Rows from a dataset
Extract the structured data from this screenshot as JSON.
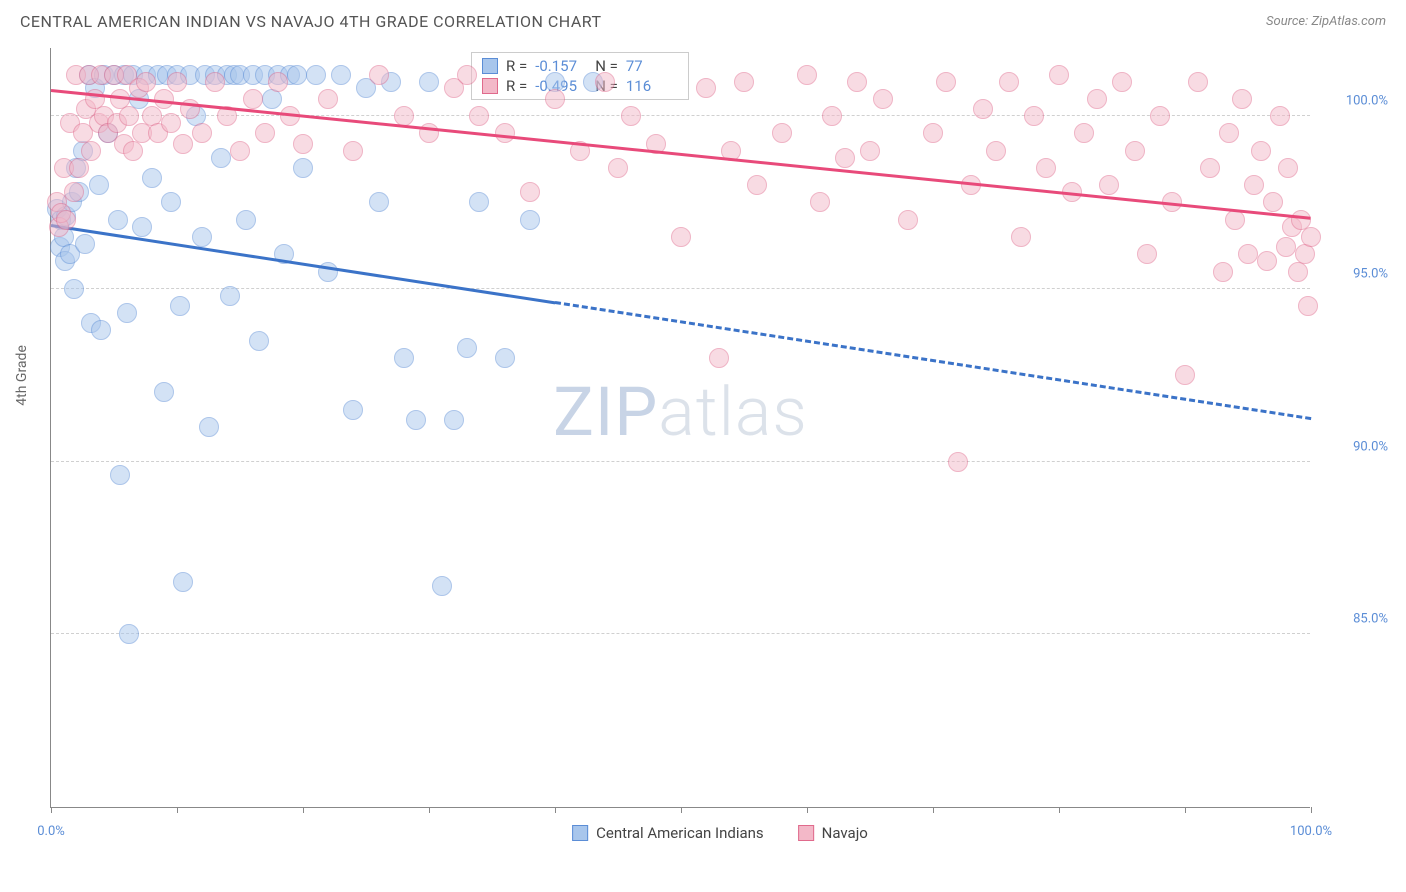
{
  "header": {
    "title": "CENTRAL AMERICAN INDIAN VS NAVAJO 4TH GRADE CORRELATION CHART",
    "source_prefix": "Source: ",
    "source": "ZipAtlas.com"
  },
  "watermark": {
    "zip": "ZIP",
    "atlas": "atlas"
  },
  "chart": {
    "type": "scatter",
    "ylabel": "4th Grade",
    "background_color": "#ffffff",
    "grid_color": "#d0d0d0",
    "axis_color": "#888888",
    "label_color": "#5b8dd6",
    "label_fontsize": 13,
    "title_fontsize": 16,
    "xlim": [
      0,
      100
    ],
    "ylim": [
      80,
      102
    ],
    "x_ticks": [
      0,
      10,
      20,
      30,
      40,
      50,
      60,
      70,
      80,
      90,
      100
    ],
    "x_tick_labels": {
      "0": "0.0%",
      "100": "100.0%"
    },
    "y_ticks": [
      85,
      90,
      95,
      100
    ],
    "y_tick_labels": {
      "85": "85.0%",
      "90": "90.0%",
      "95": "95.0%",
      "100": "100.0%"
    },
    "marker_radius": 10,
    "marker_opacity": 0.5,
    "series": [
      {
        "key": "cai",
        "label": "Central American Indians",
        "color_fill": "#a8c6ec",
        "color_stroke": "#5b8dd6",
        "r_label": "R =",
        "r_value": "-0.157",
        "n_label": "N =",
        "n_value": "77",
        "trend": {
          "x0": 0,
          "y0": 96.8,
          "x_solid_end": 40,
          "x1": 100,
          "y1": 91.2,
          "color": "#3b73c8",
          "width": 3,
          "dash": "6 5"
        },
        "points": [
          [
            0.5,
            97.3
          ],
          [
            0.7,
            96.2
          ],
          [
            0.8,
            97.0
          ],
          [
            1.0,
            96.5
          ],
          [
            1.1,
            95.8
          ],
          [
            1.2,
            97.1
          ],
          [
            1.5,
            96.0
          ],
          [
            1.7,
            97.5
          ],
          [
            1.8,
            95.0
          ],
          [
            2.0,
            98.5
          ],
          [
            2.2,
            97.8
          ],
          [
            2.5,
            99.0
          ],
          [
            2.7,
            96.3
          ],
          [
            3.0,
            101.2
          ],
          [
            3.2,
            94.0
          ],
          [
            3.5,
            100.8
          ],
          [
            3.8,
            98.0
          ],
          [
            4.0,
            93.8
          ],
          [
            4.2,
            101.2
          ],
          [
            4.5,
            99.5
          ],
          [
            5.0,
            101.2
          ],
          [
            5.3,
            97.0
          ],
          [
            5.5,
            89.6
          ],
          [
            5.8,
            101.2
          ],
          [
            6.0,
            94.3
          ],
          [
            6.2,
            85.0
          ],
          [
            6.5,
            101.2
          ],
          [
            7.0,
            100.5
          ],
          [
            7.2,
            96.8
          ],
          [
            7.5,
            101.2
          ],
          [
            8.0,
            98.2
          ],
          [
            8.5,
            101.2
          ],
          [
            9.0,
            92.0
          ],
          [
            9.2,
            101.2
          ],
          [
            9.5,
            97.5
          ],
          [
            10.0,
            101.2
          ],
          [
            10.2,
            94.5
          ],
          [
            10.5,
            86.5
          ],
          [
            11.0,
            101.2
          ],
          [
            11.5,
            100.0
          ],
          [
            12.0,
            96.5
          ],
          [
            12.2,
            101.2
          ],
          [
            12.5,
            91.0
          ],
          [
            13.0,
            101.2
          ],
          [
            13.5,
            98.8
          ],
          [
            14.0,
            101.2
          ],
          [
            14.2,
            94.8
          ],
          [
            14.5,
            101.2
          ],
          [
            15.0,
            101.2
          ],
          [
            15.5,
            97.0
          ],
          [
            16.0,
            101.2
          ],
          [
            16.5,
            93.5
          ],
          [
            17.0,
            101.2
          ],
          [
            17.5,
            100.5
          ],
          [
            18.0,
            101.2
          ],
          [
            18.5,
            96.0
          ],
          [
            19.0,
            101.2
          ],
          [
            19.5,
            101.2
          ],
          [
            20.0,
            98.5
          ],
          [
            21.0,
            101.2
          ],
          [
            22.0,
            95.5
          ],
          [
            23.0,
            101.2
          ],
          [
            24.0,
            91.5
          ],
          [
            25.0,
            100.8
          ],
          [
            26.0,
            97.5
          ],
          [
            27.0,
            101.0
          ],
          [
            28.0,
            93.0
          ],
          [
            29.0,
            91.2
          ],
          [
            30.0,
            101.0
          ],
          [
            31.0,
            86.4
          ],
          [
            32.0,
            91.2
          ],
          [
            33.0,
            93.3
          ],
          [
            34.0,
            97.5
          ],
          [
            36.0,
            93.0
          ],
          [
            38.0,
            97.0
          ],
          [
            40.0,
            101.0
          ],
          [
            43.0,
            101.0
          ]
        ]
      },
      {
        "key": "navajo",
        "label": "Navajo",
        "color_fill": "#f3b8c8",
        "color_stroke": "#e06a8c",
        "r_label": "R =",
        "r_value": "-0.495",
        "n_label": "N =",
        "n_value": "116",
        "trend": {
          "x0": 0,
          "y0": 100.7,
          "x_solid_end": 100,
          "x1": 100,
          "y1": 97.0,
          "color": "#e84a7a",
          "width": 3,
          "dash": ""
        },
        "points": [
          [
            0.5,
            97.5
          ],
          [
            0.6,
            96.8
          ],
          [
            0.8,
            97.2
          ],
          [
            1.0,
            98.5
          ],
          [
            1.2,
            97.0
          ],
          [
            1.5,
            99.8
          ],
          [
            1.8,
            97.8
          ],
          [
            2.0,
            101.2
          ],
          [
            2.2,
            98.5
          ],
          [
            2.5,
            99.5
          ],
          [
            2.8,
            100.2
          ],
          [
            3.0,
            101.2
          ],
          [
            3.2,
            99.0
          ],
          [
            3.5,
            100.5
          ],
          [
            3.8,
            99.8
          ],
          [
            4.0,
            101.2
          ],
          [
            4.2,
            100.0
          ],
          [
            4.5,
            99.5
          ],
          [
            5.0,
            101.2
          ],
          [
            5.2,
            99.8
          ],
          [
            5.5,
            100.5
          ],
          [
            5.8,
            99.2
          ],
          [
            6.0,
            101.2
          ],
          [
            6.2,
            100.0
          ],
          [
            6.5,
            99.0
          ],
          [
            7.0,
            100.8
          ],
          [
            7.2,
            99.5
          ],
          [
            7.5,
            101.0
          ],
          [
            8.0,
            100.0
          ],
          [
            8.5,
            99.5
          ],
          [
            9.0,
            100.5
          ],
          [
            9.5,
            99.8
          ],
          [
            10.0,
            101.0
          ],
          [
            10.5,
            99.2
          ],
          [
            11.0,
            100.2
          ],
          [
            12.0,
            99.5
          ],
          [
            13.0,
            101.0
          ],
          [
            14.0,
            100.0
          ],
          [
            15.0,
            99.0
          ],
          [
            16.0,
            100.5
          ],
          [
            17.0,
            99.5
          ],
          [
            18.0,
            101.0
          ],
          [
            19.0,
            100.0
          ],
          [
            20.0,
            99.2
          ],
          [
            22.0,
            100.5
          ],
          [
            24.0,
            99.0
          ],
          [
            26.0,
            101.2
          ],
          [
            28.0,
            100.0
          ],
          [
            30.0,
            99.5
          ],
          [
            32.0,
            100.8
          ],
          [
            33.0,
            101.2
          ],
          [
            34.0,
            100.0
          ],
          [
            36.0,
            99.5
          ],
          [
            38.0,
            97.8
          ],
          [
            40.0,
            100.5
          ],
          [
            42.0,
            99.0
          ],
          [
            44.0,
            101.0
          ],
          [
            45.0,
            98.5
          ],
          [
            46.0,
            100.0
          ],
          [
            48.0,
            99.2
          ],
          [
            50.0,
            96.5
          ],
          [
            52.0,
            100.8
          ],
          [
            53.0,
            93.0
          ],
          [
            54.0,
            99.0
          ],
          [
            55.0,
            101.0
          ],
          [
            56.0,
            98.0
          ],
          [
            58.0,
            99.5
          ],
          [
            60.0,
            101.2
          ],
          [
            61.0,
            97.5
          ],
          [
            62.0,
            100.0
          ],
          [
            63.0,
            98.8
          ],
          [
            64.0,
            101.0
          ],
          [
            65.0,
            99.0
          ],
          [
            66.0,
            100.5
          ],
          [
            68.0,
            97.0
          ],
          [
            70.0,
            99.5
          ],
          [
            71.0,
            101.0
          ],
          [
            72.0,
            90.0
          ],
          [
            73.0,
            98.0
          ],
          [
            74.0,
            100.2
          ],
          [
            75.0,
            99.0
          ],
          [
            76.0,
            101.0
          ],
          [
            77.0,
            96.5
          ],
          [
            78.0,
            100.0
          ],
          [
            79.0,
            98.5
          ],
          [
            80.0,
            101.2
          ],
          [
            81.0,
            97.8
          ],
          [
            82.0,
            99.5
          ],
          [
            83.0,
            100.5
          ],
          [
            84.0,
            98.0
          ],
          [
            85.0,
            101.0
          ],
          [
            86.0,
            99.0
          ],
          [
            87.0,
            96.0
          ],
          [
            88.0,
            100.0
          ],
          [
            89.0,
            97.5
          ],
          [
            90.0,
            92.5
          ],
          [
            91.0,
            101.0
          ],
          [
            92.0,
            98.5
          ],
          [
            93.0,
            95.5
          ],
          [
            93.5,
            99.5
          ],
          [
            94.0,
            97.0
          ],
          [
            94.5,
            100.5
          ],
          [
            95.0,
            96.0
          ],
          [
            95.5,
            98.0
          ],
          [
            96.0,
            99.0
          ],
          [
            96.5,
            95.8
          ],
          [
            97.0,
            97.5
          ],
          [
            97.5,
            100.0
          ],
          [
            98.0,
            96.2
          ],
          [
            98.2,
            98.5
          ],
          [
            98.5,
            96.8
          ],
          [
            99.0,
            95.5
          ],
          [
            99.2,
            97.0
          ],
          [
            99.5,
            96.0
          ],
          [
            99.8,
            94.5
          ],
          [
            100.0,
            96.5
          ]
        ]
      }
    ]
  }
}
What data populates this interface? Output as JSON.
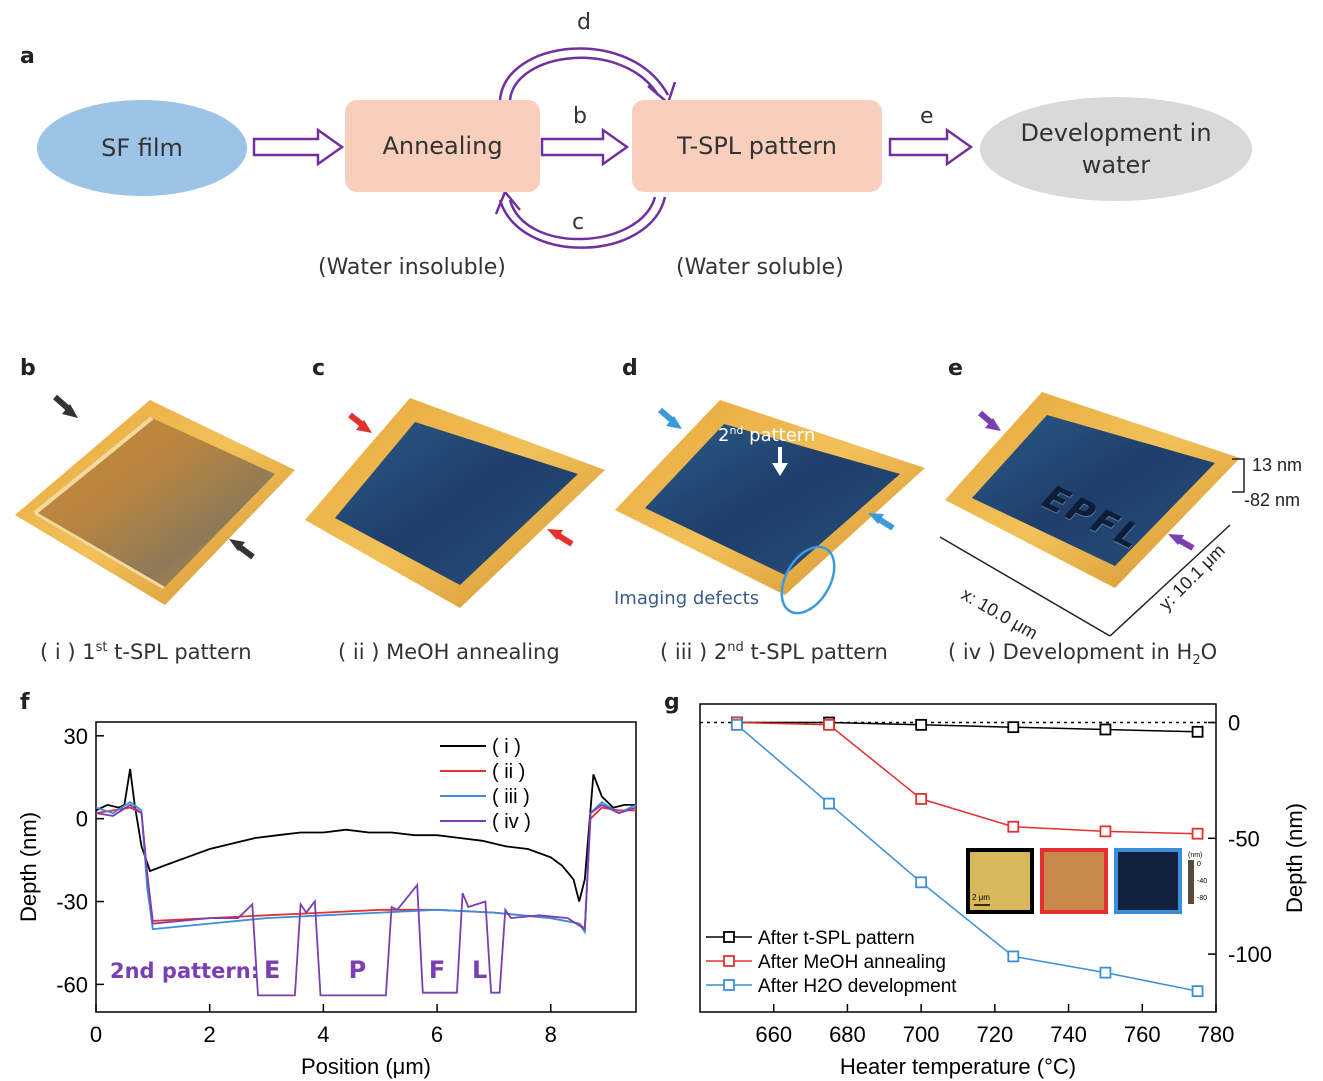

## STATED PROBLEM
Show the lines of the data that hold the word "JSON".

## RESULT FOR THIS EXERCISE
Extract the structured data from this screenshot as JSON.
What data populates this interface? Output as JSON.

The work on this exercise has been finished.